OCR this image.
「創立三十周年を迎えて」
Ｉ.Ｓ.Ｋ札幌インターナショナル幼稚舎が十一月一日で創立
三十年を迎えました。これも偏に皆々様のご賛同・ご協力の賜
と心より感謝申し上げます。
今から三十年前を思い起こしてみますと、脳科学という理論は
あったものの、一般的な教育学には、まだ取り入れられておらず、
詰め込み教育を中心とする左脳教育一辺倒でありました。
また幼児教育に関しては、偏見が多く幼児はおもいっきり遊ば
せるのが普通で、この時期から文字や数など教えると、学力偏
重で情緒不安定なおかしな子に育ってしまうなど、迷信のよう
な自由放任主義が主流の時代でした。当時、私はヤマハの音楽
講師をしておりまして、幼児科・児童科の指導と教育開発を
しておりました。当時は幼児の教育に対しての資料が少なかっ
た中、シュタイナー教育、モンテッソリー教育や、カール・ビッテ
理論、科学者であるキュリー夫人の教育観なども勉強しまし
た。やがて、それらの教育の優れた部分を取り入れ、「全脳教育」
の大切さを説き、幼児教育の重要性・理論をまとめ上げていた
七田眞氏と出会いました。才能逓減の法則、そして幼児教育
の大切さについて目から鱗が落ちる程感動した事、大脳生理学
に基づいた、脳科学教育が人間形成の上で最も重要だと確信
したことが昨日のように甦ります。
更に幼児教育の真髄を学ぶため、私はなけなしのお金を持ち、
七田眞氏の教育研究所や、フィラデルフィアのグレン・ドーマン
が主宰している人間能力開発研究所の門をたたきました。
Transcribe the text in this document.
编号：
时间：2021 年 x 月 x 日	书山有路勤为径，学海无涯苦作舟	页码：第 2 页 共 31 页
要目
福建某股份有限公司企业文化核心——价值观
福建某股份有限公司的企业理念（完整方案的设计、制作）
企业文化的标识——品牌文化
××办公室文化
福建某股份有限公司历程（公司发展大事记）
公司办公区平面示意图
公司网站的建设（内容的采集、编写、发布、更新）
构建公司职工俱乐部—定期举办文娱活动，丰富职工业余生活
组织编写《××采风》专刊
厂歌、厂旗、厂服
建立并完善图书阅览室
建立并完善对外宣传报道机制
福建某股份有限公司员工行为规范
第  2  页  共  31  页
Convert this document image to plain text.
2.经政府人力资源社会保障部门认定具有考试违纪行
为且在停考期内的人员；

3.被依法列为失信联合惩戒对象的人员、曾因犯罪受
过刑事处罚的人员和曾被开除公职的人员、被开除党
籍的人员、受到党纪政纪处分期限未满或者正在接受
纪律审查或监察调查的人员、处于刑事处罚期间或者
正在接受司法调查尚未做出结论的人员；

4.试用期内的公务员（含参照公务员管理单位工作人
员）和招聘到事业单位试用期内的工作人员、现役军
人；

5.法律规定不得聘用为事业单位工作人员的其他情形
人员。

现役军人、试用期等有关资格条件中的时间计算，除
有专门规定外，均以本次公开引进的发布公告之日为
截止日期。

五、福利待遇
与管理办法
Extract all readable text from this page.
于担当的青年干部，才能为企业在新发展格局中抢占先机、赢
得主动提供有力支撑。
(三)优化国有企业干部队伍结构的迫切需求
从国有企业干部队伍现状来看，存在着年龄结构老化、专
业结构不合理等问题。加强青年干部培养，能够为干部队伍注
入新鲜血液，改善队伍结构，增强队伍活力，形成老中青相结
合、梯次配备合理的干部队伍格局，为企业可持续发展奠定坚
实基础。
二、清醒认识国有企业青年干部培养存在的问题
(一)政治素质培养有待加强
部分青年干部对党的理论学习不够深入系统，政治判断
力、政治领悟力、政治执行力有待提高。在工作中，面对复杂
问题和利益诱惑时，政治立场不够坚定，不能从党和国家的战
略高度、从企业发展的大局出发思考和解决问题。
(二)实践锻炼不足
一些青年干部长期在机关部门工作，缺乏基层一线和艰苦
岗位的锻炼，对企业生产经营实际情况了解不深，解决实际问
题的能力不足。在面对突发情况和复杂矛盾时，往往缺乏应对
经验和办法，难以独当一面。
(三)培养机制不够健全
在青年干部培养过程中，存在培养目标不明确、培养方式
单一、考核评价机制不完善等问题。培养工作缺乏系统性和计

Exercise aim — Without omitting anything, output the entries exactly.

Task solution —
OCR this image.
「創立三十周年を迎えて」
Ｉ.Ｓ.Ｋ札幌インターナショナル幼稚舎が十一月一日で創立
三十年を迎えました。これも偏に皆々様のご賛同・ご協力の賜
と心より感謝申し上げます。
今から三十年前を思い起こしてみますと、脳科学という理論は
あったものの、一般的な教育学には、まだ取り入れられておらず、
詰め込み教育を中心とする左脳教育一辺倒でありました。
また幼児教育に関しては、偏見が多く幼児はおもいっきり遊ば
せるのが普通で、この時期から文字や数など教えると、学力偏
重で情緒不安定なおかしな子に育ってしまうなど、迷信のよう
な自由放任主義が主流の時代でした。当時、私はヤマハの音楽
講師をしておりまして、幼児科・児童科の指導と教育開発を
しておりました。当時は幼児の教育に対しての資料が少なかっ
た中、シュタイナー教育、モンテッソリー教育や、カール・ビッテ
理論、科学者であるキュリー夫人の教育観なども勉強しまし
た。やがて、それらの教育の優れた部分を取り入れ、「全脳教育」
の大切さを説き、幼児教育の重要性・理論をまとめ上げていた
七田眞氏と出会いました。才能逓減の法則、そして幼児教育
の大切さについて目から鱗が落ちる程感動した事、大脳生理学
に基づいた、脳科学教育が人間形成の上で最も重要だと確信
したことが昨日のように甦ります。
更に幼児教育の真髄を学ぶため、私はなけなしのお金を持ち、
七田眞氏の教育研究所や、フィラデルフィアのグレン・ドーマン
が主宰している人間能力開発研究所の門をたたきました。
Transcribe the text in this document.
编号：
时间：2021 年 x 月 x 日	书山有路勤为径，学海无涯苦作舟	页码：第 2 页 共 31 页
要目
福建某股份有限公司企业文化核心——价值观
福建某股份有限公司的企业理念（完整方案的设计、制作）
企业文化的标识——品牌文化
××办公室文化
福建某股份有限公司历程（公司发展大事记）
公司办公区平面示意图
公司网站的建设（内容的采集、编写、发布、更新）
构建公司职工俱乐部—定期举办文娱活动，丰富职工业余生活
组织编写《××采风》专刊
厂歌、厂旗、厂服
建立并完善图书阅览室
建立并完善对外宣传报道机制
福建某股份有限公司员工行为规范
第  2  页  共  31  页
Convert this document image to plain text.
2.经政府人力资源社会保障部门认定具有考试违纪行
为且在停考期内的人员；

3.被依法列为失信联合惩戒对象的人员、曾因犯罪受
过刑事处罚的人员和曾被开除公职的人员、被开除党
籍的人员、受到党纪政纪处分期限未满或者正在接受
纪律审查或监察调查的人员、处于刑事处罚期间或者
正在接受司法调查尚未做出结论的人员；

4.试用期内的公务员（含参照公务员管理单位工作人
员）和招聘到事业单位试用期内的工作人员、现役军
人；

5.法律规定不得聘用为事业单位工作人员的其他情形
人员。

现役军人、试用期等有关资格条件中的时间计算，除
有专门规定外，均以本次公开引进的发布公告之日为
截止日期。

五、福利待遇
与管理办法
Extract all readable text from this page.
于担当的青年干部，才能为企业在新发展格局中抢占先机、赢
得主动提供有力支撑。
(三)优化国有企业干部队伍结构的迫切需求
从国有企业干部队伍现状来看，存在着年龄结构老化、专
业结构不合理等问题。加强青年干部培养，能够为干部队伍注
入新鲜血液，改善队伍结构，增强队伍活力，形成老中青相结
合、梯次配备合理的干部队伍格局，为企业可持续发展奠定坚
实基础。
二、清醒认识国有企业青年干部培养存在的问题
(一)政治素质培养有待加强
部分青年干部对党的理论学习不够深入系统，政治判断
力、政治领悟力、政治执行力有待提高。在工作中，面对复杂
问题和利益诱惑时，政治立场不够坚定，不能从党和国家的战
略高度、从企业发展的大局出发思考和解决问题。
(二)实践锻炼不足
一些青年干部长期在机关部门工作，缺乏基层一线和艰苦
岗位的锻炼，对企业生产经营实际情况了解不深，解决实际问
题的能力不足。在面对突发情况和复杂矛盾时，往往缺乏应对
经验和办法，难以独当一面。
(三)培养机制不够健全
在青年干部培养过程中，存在培养目标不明确、培养方式
单一、考核评价机制不完善等问题。培养工作缺乏系统性和计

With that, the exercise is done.